-- Text start --

The most general single qubit state has three degrees of freedom, which are precisely the Bloch vector coordinates in the Bloch sphere representation. The most general valid density matrix, say $\varphi$, can be given as:

$$\varphi = \frac{1}{2}\begin{bmatrix}1+c &a+ib\\a-ib & 1-c \end{bmatrix}\,,$$

where $\vec{v}\equiv(a,b,c)$ is your Bloch vector. So, to conclude that two states are equivalent, you would need to confirm that these three degrees of freedom, $(a,b,c)$, are equivalent.

You have given four equations; however, in reality, they only verify that two degrees of freedom are equal between $\rho$ and $\sigma$ because two of these equations are dependent on the other two.

$$ \begin{align} \text{Tr}(|+\rangle\langle+|\cdot \varphi)+\text{Tr}(|-\rangle\langle-|\cdot \varphi)&=1\,,\\ \text{Tr}(|0\rangle\langle0|\cdot \varphi)+\text{Tr}(|1\rangle\langle1|\cdot \varphi)&=1\,. \end{align} $$

The equations you provided verify that $a$ and $c$ components for both $\rho$ and $\sigma$ are equal. However, $b$ can be different, and thus you also need measurements along the $Y$ axis. One might think that for pure states, since we know that $||\vec{v}||=1$, and thus fixing $a$ and $c$ should also determine $b$, but $b$ is determined only upto a $\pm$ sign. You can see that the state $\frac{1}{\sqrt{2}}\big(|0\rangle + i|1\rangle\big)$ corresponds to $(a,b,c)\equiv(0,1,0)$ and the state $\frac{1}{\sqrt{2}}\big(|0\rangle - i|1\rangle\big)$ corresponds to $(a,b,c)\equiv(0,-1,0)$. So, to determine the sign, $Y$ measurements are necessary, even in the case of pure states. This is exactly why @CraigGidney's counter-example works.

-- Text end --

◆ **The problem**:
Can you write out the Bloch sphere text from "You have given" to "the other two.", substituting "reliant" for "dependent"? Work only from the Bloch sphere text.

-- Data lines start --

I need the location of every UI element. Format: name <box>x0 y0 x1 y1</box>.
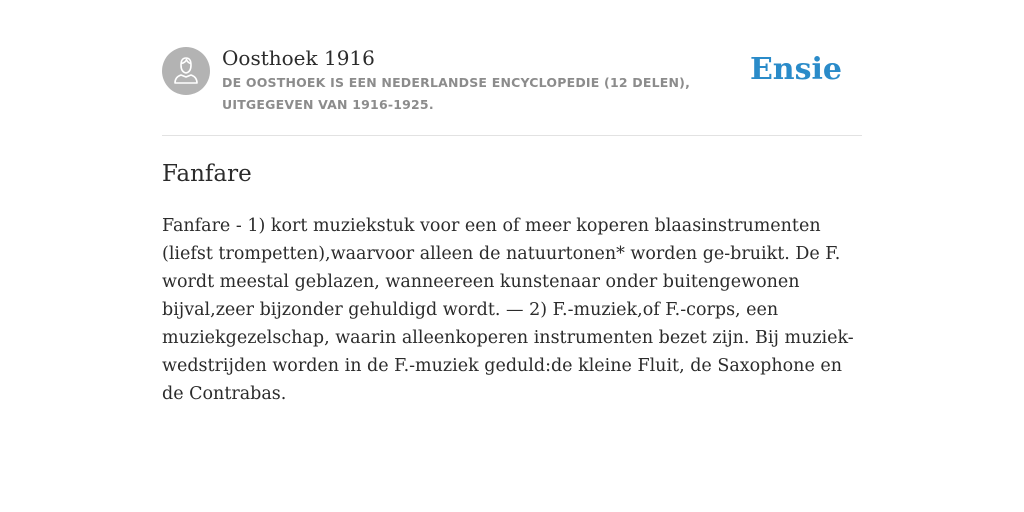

-- Data lines end --
-- Data lines start --

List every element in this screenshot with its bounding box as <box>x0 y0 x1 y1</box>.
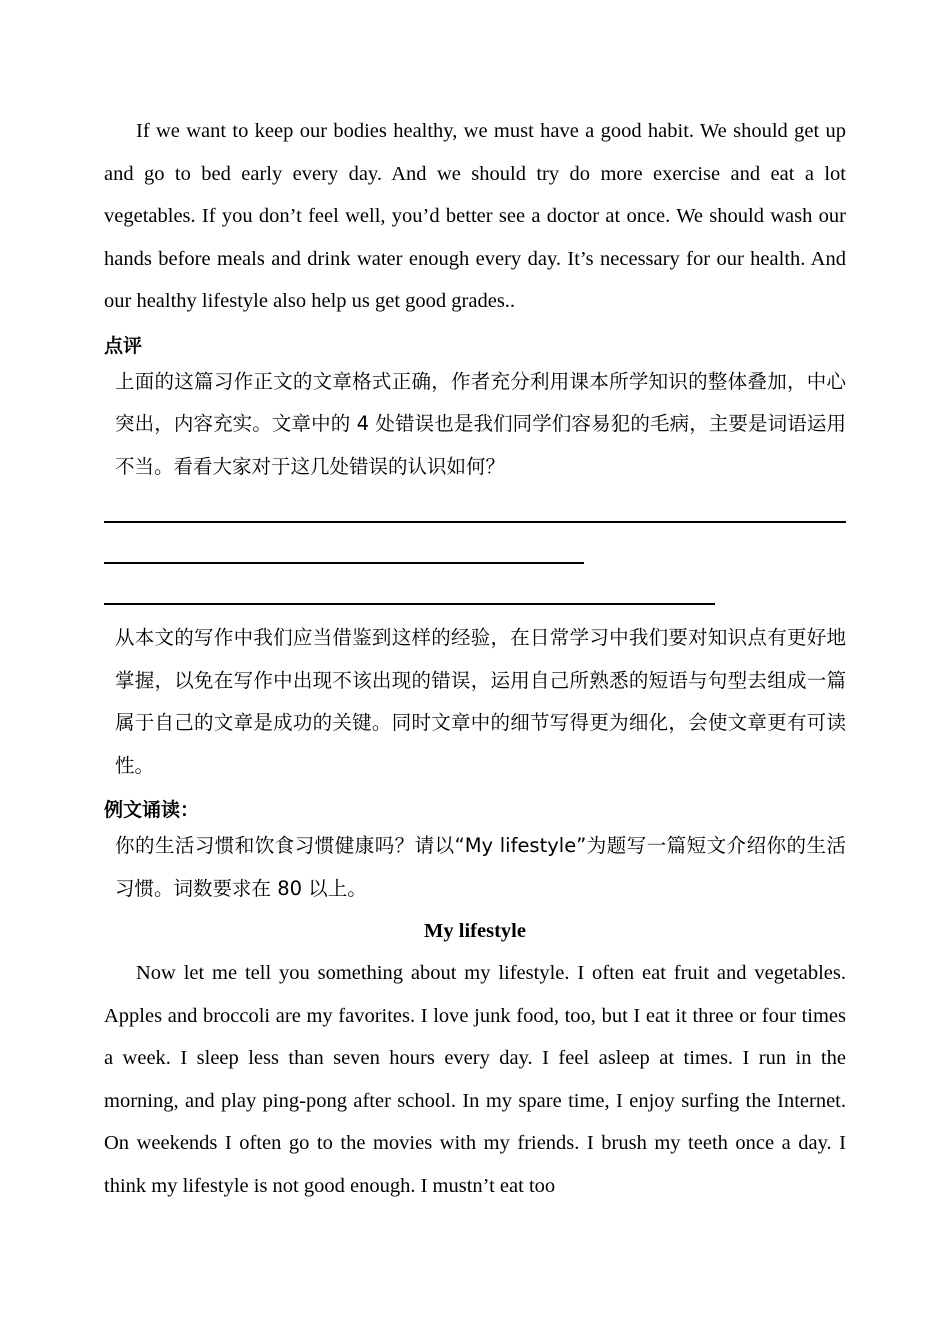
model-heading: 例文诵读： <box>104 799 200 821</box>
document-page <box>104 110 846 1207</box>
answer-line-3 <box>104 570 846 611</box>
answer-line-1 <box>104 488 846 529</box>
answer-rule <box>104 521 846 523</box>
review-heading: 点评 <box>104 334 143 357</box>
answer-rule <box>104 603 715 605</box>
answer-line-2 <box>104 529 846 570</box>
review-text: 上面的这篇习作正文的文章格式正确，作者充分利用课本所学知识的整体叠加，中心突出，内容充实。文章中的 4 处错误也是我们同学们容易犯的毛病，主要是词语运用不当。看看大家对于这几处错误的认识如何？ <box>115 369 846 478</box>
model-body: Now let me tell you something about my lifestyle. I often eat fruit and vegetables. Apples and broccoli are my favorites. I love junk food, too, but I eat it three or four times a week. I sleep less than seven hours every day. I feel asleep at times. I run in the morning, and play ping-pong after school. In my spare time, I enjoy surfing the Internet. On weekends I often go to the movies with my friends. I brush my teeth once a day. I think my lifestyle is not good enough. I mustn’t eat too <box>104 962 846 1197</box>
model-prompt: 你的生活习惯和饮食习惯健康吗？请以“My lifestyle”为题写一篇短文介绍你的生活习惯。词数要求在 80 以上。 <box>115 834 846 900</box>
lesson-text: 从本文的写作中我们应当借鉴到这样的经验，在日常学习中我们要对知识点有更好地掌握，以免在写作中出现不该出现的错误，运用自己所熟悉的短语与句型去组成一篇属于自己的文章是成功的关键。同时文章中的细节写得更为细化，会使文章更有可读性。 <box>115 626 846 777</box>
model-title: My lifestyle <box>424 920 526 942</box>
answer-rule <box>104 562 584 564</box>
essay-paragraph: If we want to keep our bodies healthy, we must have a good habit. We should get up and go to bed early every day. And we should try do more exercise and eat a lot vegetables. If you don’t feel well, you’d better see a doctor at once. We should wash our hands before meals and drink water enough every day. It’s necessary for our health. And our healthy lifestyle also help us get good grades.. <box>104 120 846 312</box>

-- Data lines end --
-- Data lines start --

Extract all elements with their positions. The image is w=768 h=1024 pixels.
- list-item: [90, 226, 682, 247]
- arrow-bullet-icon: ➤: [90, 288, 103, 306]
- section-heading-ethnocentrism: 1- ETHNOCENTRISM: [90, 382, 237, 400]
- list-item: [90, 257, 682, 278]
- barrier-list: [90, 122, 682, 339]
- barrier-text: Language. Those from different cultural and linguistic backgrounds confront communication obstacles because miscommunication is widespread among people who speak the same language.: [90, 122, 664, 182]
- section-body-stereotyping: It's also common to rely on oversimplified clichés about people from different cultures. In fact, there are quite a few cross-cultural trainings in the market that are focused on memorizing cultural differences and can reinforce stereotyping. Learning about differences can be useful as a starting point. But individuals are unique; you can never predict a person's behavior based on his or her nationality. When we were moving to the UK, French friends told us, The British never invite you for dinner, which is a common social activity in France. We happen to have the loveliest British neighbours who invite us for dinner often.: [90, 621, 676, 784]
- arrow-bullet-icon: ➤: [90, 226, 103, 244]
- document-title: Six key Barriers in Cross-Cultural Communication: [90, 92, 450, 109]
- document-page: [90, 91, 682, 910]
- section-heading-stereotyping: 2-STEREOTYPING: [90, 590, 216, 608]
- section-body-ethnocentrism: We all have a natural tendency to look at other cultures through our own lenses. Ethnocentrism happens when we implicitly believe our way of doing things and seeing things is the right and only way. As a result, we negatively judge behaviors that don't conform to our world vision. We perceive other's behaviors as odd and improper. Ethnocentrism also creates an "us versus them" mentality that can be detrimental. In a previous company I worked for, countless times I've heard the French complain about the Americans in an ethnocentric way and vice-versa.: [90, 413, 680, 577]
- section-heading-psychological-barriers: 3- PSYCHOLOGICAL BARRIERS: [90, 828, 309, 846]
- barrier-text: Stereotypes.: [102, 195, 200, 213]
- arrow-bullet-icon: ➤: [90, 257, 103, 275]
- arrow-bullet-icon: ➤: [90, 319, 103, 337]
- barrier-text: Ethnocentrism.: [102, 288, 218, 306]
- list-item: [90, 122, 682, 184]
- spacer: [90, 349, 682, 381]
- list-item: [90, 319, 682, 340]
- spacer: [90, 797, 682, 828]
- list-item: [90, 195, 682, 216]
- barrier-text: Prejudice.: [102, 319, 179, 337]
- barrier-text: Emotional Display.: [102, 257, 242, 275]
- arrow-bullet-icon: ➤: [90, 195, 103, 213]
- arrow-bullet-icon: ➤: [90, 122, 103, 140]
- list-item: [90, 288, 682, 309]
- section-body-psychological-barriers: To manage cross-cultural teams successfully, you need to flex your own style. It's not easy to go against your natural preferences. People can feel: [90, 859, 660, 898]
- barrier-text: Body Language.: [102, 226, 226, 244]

-- Data lines end --

◆ **Reply**:
You have given four equations; however, in reality, they only verify that two degrees of freedom are equal between $\rho$ and $\sigma$ because two of these equations are reliant on the other two.